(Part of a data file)
## Begin

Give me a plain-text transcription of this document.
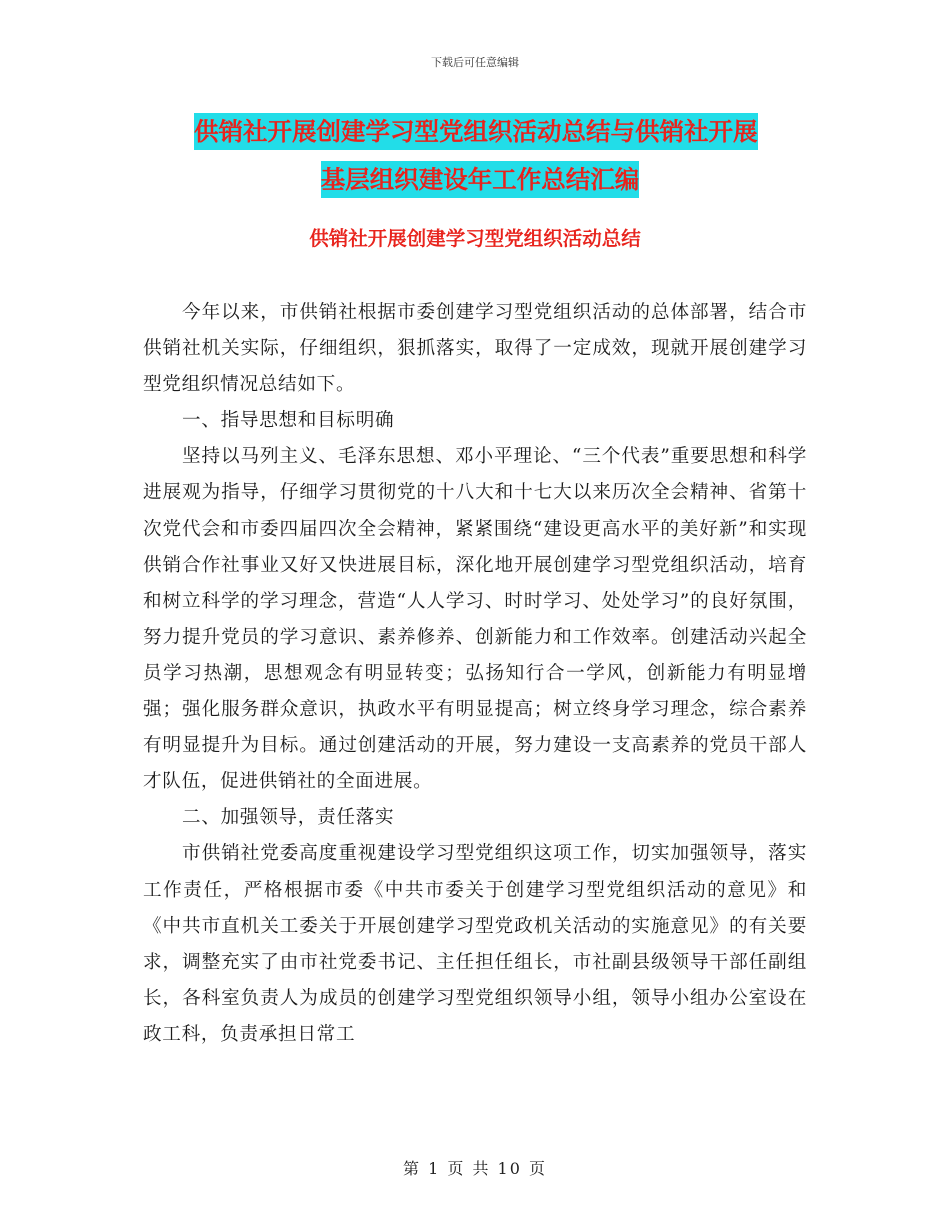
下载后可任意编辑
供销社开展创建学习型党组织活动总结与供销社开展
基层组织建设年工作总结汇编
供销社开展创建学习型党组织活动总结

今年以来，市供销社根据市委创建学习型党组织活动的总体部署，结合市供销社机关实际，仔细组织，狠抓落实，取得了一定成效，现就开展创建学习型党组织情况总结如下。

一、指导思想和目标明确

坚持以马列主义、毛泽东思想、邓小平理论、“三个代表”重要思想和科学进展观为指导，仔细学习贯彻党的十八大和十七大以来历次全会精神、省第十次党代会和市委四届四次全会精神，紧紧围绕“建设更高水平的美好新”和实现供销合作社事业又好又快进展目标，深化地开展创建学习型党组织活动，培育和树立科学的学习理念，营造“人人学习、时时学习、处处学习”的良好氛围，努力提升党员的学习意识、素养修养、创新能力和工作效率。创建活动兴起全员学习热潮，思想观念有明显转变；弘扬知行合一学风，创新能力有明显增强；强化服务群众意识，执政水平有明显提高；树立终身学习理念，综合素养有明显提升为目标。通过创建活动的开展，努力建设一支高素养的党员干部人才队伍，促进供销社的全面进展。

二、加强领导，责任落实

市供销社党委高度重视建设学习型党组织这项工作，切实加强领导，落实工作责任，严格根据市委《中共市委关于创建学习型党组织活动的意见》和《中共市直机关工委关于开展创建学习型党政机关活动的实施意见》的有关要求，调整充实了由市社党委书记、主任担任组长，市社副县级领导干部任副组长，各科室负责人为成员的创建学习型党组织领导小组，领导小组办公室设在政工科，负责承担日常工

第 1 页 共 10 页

## End
## Begin

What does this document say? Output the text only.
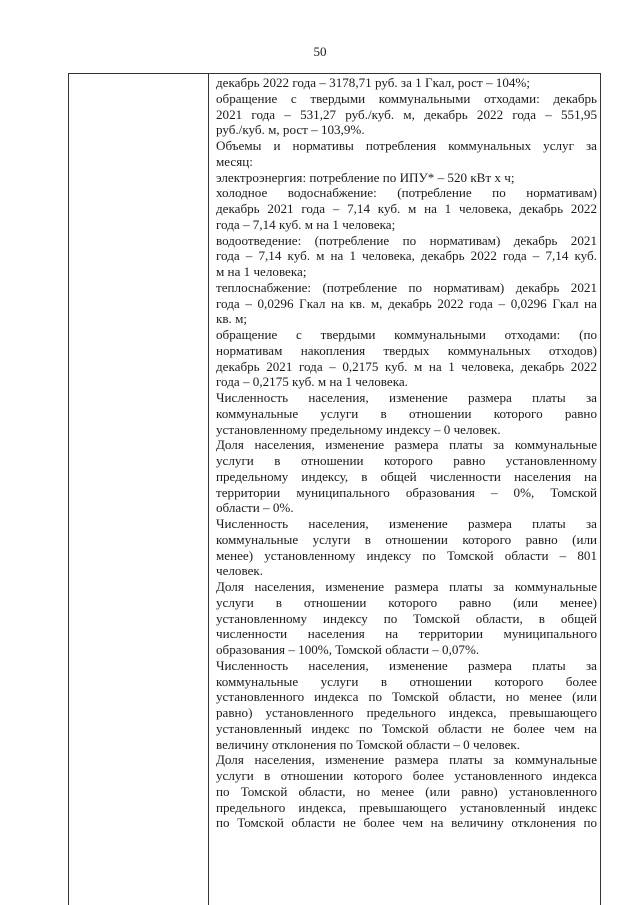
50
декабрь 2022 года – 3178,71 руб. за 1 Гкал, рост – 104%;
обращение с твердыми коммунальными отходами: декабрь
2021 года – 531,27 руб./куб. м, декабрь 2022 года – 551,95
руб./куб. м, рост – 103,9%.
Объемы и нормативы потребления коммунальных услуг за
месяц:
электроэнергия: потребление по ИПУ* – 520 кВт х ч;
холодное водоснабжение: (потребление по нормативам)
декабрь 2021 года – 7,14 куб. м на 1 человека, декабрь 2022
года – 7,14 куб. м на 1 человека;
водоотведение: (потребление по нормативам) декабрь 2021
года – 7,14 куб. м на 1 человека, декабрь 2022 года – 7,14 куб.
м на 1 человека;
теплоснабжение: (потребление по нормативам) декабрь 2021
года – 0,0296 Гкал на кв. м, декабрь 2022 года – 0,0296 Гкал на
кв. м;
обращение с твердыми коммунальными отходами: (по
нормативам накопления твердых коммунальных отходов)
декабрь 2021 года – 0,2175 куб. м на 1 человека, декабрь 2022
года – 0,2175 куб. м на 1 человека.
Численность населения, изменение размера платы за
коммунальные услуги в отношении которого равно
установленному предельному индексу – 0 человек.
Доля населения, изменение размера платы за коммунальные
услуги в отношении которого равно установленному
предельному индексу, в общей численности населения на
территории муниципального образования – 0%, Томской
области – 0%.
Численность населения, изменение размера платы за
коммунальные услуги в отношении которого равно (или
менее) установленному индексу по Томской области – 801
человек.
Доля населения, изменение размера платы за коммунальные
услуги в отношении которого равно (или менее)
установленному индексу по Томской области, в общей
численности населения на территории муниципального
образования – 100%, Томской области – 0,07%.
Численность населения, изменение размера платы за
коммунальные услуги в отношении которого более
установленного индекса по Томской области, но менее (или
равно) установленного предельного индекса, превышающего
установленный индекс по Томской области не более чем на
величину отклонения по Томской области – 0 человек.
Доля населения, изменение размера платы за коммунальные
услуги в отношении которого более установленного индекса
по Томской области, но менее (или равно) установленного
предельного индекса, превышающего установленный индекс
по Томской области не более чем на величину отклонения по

## End

Your task
Of the lines in the material, how many contain the word "отклонения"? Reply with the number and nothing else.

Written reply
2